__Stated goal__.
Only lines with the word "Waller" are needed; collect each of them from the listing below.

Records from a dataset
--- start ---

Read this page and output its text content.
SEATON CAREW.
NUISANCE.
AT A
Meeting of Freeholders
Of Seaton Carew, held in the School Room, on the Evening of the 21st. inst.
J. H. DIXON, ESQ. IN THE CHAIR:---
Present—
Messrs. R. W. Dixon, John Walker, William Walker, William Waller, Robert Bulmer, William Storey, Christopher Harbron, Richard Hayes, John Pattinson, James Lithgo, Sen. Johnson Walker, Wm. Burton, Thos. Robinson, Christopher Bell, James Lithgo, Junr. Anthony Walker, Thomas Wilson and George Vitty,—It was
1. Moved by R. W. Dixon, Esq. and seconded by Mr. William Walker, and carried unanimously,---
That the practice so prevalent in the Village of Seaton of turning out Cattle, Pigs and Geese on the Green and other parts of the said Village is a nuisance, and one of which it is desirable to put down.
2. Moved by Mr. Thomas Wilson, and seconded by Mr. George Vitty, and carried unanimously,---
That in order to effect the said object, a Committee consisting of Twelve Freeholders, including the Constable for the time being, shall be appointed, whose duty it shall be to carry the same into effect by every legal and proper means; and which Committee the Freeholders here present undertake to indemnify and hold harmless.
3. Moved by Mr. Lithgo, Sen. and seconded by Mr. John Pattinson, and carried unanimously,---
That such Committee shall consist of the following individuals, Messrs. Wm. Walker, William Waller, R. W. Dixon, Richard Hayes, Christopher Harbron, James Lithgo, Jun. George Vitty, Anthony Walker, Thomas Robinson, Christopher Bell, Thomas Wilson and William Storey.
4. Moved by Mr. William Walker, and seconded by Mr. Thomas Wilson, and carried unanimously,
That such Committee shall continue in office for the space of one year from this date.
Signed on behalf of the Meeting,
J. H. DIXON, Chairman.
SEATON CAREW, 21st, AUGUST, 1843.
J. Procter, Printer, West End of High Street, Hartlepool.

--- end ---

__Output for this exercise__.
Messrs. R. W. Dixon, John Walker, William Walker, William Waller, Robert Bulmer, William Storey, Christopher Harbron, Richard Hayes, John Pattinson, James Lithgo, Sen. Johnson Walker, Wm. Burton, Thos. Robinson, Christopher Bell, James Lithgo, Junr. Anthony Walker, Thomas Wilson and George Vitty,—It was
That such Committee shall consist of the following individuals, Messrs. Wm. Walker, William Waller, R. W. Dixon, Richard Hayes, Christopher Harbron, James Lithgo, Jun. George Vitty, Anthony Walker, Thomas Robinson, Christopher Bell, Thomas Wilson and William Storey.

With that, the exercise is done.